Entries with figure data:
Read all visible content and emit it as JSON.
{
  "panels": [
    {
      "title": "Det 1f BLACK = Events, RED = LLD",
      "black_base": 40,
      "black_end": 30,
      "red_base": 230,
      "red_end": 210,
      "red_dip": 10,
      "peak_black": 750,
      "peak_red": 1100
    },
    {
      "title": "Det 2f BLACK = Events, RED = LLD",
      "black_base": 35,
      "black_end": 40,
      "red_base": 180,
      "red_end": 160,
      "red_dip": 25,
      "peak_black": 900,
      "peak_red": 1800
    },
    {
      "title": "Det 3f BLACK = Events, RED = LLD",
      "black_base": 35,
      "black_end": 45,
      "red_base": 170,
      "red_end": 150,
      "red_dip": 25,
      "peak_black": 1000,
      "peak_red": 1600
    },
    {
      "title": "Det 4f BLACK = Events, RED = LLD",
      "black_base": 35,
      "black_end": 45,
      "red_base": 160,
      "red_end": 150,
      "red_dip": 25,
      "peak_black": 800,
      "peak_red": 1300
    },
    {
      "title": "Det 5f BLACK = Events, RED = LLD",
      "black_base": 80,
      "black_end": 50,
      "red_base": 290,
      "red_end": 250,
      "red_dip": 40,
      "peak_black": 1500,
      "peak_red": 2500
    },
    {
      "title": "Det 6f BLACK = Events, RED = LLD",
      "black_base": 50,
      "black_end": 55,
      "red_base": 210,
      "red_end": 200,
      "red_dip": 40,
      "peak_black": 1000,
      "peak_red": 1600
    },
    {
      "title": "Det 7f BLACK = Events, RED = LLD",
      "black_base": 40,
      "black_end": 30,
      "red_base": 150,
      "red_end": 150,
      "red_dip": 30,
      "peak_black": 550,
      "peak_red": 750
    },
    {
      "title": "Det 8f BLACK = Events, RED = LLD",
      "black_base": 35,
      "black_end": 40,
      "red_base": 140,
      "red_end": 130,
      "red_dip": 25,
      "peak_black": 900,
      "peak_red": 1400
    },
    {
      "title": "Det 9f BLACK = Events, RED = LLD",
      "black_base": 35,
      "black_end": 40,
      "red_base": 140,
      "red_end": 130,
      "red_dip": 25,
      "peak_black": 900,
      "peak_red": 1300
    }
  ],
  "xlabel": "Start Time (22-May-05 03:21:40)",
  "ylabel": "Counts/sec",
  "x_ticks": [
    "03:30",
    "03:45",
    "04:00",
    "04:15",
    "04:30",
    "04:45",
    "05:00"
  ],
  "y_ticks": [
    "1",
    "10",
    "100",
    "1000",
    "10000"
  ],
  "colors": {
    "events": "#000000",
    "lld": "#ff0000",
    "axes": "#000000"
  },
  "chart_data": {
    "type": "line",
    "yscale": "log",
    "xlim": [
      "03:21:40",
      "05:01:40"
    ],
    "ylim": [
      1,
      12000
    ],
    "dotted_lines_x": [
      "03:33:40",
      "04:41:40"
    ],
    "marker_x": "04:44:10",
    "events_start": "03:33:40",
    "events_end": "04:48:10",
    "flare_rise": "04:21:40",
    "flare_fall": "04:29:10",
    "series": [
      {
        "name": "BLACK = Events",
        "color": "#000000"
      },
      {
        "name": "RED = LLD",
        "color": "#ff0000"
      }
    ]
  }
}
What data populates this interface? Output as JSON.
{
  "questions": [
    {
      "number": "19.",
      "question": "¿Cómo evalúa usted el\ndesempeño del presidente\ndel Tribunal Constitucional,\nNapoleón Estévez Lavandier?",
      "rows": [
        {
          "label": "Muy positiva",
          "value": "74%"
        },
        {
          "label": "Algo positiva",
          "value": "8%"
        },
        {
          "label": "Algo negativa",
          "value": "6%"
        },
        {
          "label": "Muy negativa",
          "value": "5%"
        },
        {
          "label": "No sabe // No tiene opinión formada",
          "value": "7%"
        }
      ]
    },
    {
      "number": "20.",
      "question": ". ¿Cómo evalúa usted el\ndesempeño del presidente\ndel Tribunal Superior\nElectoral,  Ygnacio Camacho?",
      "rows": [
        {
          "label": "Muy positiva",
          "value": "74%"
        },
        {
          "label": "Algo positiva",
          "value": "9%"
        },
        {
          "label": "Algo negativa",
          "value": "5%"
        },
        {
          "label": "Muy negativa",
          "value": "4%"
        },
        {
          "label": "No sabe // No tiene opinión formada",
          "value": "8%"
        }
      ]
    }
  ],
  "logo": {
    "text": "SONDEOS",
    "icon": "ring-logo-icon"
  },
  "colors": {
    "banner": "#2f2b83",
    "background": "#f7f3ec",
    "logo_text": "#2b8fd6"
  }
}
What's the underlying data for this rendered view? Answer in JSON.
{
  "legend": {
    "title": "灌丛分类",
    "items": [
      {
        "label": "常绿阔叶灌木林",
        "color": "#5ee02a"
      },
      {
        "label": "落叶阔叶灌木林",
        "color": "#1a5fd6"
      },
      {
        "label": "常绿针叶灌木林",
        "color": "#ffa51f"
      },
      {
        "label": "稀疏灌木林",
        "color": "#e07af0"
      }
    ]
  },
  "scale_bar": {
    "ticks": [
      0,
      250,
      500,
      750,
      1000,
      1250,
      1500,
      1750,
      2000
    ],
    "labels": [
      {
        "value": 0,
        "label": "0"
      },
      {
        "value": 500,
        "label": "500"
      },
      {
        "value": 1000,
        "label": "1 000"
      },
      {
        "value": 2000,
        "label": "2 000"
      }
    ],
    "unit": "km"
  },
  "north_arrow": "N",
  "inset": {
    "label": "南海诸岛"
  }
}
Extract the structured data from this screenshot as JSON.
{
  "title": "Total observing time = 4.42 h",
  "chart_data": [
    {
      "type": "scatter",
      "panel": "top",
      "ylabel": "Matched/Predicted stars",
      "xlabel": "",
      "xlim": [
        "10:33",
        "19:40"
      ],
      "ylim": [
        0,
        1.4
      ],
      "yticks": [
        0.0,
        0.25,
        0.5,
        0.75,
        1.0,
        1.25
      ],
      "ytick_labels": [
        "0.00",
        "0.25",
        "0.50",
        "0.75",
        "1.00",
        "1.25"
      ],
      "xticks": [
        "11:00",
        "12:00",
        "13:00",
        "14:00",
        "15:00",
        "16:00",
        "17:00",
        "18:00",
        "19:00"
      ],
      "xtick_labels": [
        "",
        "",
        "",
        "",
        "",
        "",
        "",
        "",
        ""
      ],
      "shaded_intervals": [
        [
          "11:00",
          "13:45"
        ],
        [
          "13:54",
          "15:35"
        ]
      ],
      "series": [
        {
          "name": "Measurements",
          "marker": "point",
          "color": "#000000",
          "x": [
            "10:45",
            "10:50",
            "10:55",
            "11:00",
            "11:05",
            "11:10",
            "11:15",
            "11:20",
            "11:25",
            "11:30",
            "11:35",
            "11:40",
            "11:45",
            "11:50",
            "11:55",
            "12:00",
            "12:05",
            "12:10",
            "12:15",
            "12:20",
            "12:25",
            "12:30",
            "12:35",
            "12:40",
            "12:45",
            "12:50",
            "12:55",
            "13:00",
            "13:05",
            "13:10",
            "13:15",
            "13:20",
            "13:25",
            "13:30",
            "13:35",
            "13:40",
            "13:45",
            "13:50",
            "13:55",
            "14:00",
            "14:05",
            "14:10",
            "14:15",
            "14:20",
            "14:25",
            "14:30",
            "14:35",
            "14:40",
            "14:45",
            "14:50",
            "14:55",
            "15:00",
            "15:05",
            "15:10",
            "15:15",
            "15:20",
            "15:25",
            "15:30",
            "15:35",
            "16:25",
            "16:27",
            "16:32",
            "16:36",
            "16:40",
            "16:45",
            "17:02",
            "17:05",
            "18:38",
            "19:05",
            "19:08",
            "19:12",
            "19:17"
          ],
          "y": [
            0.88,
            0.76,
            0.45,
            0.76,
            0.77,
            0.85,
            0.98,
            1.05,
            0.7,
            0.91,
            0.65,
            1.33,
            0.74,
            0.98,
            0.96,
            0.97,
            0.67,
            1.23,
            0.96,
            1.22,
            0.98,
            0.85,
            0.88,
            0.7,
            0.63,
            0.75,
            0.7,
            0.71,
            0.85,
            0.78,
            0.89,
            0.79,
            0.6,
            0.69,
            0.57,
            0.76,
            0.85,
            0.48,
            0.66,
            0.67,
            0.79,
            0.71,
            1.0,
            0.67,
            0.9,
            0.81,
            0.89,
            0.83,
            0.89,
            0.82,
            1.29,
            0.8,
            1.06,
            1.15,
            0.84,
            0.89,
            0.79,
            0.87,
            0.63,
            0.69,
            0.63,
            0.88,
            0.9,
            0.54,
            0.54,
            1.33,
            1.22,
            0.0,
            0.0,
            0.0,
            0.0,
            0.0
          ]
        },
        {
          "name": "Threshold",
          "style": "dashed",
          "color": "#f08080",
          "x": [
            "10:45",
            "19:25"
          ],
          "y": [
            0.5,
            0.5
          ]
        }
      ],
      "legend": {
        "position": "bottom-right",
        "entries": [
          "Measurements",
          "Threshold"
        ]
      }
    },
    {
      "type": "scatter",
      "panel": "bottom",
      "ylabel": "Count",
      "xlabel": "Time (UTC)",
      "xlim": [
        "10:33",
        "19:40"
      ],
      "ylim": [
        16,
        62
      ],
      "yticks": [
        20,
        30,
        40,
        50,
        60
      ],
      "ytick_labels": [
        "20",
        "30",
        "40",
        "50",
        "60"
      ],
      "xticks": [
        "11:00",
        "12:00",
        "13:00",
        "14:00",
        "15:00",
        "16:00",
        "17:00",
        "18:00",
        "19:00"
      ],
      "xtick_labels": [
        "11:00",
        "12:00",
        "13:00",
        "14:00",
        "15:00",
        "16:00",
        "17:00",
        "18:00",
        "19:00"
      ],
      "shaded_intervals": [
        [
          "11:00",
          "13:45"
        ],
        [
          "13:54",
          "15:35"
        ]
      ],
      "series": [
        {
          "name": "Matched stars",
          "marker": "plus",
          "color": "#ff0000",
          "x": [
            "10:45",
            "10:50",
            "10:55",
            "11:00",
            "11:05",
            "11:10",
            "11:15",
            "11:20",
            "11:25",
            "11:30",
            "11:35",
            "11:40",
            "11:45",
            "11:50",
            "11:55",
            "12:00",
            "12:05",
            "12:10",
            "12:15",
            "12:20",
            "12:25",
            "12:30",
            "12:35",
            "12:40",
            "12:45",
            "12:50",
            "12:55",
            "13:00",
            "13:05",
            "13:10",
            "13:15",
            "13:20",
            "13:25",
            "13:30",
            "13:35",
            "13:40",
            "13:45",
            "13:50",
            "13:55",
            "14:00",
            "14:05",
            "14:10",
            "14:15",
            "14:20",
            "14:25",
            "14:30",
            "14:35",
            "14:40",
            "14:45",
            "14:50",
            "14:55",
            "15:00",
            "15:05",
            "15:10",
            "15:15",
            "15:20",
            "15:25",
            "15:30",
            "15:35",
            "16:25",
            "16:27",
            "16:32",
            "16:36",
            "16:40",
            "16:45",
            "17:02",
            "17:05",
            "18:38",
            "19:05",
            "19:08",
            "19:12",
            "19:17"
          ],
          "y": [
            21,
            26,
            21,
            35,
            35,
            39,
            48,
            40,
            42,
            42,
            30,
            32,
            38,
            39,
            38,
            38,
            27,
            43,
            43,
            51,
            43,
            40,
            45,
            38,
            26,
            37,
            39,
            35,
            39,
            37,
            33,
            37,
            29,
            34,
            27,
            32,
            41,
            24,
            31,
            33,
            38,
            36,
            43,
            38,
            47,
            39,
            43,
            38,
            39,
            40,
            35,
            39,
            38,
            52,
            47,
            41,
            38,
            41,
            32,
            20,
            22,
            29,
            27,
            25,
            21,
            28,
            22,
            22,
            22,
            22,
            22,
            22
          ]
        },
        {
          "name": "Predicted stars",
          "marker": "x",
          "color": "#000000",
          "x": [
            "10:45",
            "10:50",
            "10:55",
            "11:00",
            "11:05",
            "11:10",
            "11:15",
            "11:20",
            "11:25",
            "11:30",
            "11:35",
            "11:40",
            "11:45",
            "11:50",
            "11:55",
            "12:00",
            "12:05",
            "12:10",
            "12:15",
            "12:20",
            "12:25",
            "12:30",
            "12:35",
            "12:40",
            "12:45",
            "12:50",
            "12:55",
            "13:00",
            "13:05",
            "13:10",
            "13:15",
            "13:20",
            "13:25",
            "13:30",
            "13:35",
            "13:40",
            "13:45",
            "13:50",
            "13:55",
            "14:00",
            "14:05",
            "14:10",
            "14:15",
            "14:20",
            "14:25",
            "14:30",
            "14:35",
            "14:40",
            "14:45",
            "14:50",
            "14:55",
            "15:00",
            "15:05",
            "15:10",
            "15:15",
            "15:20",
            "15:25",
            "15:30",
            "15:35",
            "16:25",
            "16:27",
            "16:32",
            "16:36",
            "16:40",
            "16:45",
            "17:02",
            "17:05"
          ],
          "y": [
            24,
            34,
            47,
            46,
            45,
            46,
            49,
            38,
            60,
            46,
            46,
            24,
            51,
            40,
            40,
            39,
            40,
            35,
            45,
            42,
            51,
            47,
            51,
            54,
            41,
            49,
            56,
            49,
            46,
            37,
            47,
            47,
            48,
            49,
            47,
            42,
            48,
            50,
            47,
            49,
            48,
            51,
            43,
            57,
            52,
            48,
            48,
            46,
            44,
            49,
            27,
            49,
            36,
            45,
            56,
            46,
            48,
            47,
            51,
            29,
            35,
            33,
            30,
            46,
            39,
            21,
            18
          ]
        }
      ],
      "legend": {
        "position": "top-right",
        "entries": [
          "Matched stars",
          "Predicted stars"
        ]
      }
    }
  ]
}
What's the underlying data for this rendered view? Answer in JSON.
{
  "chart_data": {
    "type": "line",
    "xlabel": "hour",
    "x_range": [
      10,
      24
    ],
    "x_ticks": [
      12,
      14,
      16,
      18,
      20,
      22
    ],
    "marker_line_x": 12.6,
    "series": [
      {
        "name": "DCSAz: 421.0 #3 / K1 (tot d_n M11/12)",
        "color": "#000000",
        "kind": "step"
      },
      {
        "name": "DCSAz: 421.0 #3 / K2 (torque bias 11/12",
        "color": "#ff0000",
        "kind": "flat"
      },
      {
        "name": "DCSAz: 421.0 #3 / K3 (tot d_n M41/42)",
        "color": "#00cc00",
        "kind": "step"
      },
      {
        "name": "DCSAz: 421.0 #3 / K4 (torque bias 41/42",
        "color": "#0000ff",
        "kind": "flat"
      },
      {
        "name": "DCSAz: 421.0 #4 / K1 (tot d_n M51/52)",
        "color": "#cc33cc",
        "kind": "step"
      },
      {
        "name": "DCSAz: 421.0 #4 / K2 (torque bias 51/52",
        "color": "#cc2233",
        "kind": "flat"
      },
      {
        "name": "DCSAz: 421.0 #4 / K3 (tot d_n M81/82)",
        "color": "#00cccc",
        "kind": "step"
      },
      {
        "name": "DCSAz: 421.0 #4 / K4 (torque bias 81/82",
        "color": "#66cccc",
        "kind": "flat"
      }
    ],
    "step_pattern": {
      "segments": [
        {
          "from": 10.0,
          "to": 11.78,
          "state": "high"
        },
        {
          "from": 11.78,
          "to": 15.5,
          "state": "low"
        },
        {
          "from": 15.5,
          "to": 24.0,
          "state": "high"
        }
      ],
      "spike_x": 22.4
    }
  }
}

The request :: Pull out every line of the entries that includes the word "xlabel".

Response to this task ::
  "xlabel": "Start Time (22-May-05 03:21:40)",
      "xlabel": "",
      "xlabel": "Time (UTC)",
    "xlabel": "hour",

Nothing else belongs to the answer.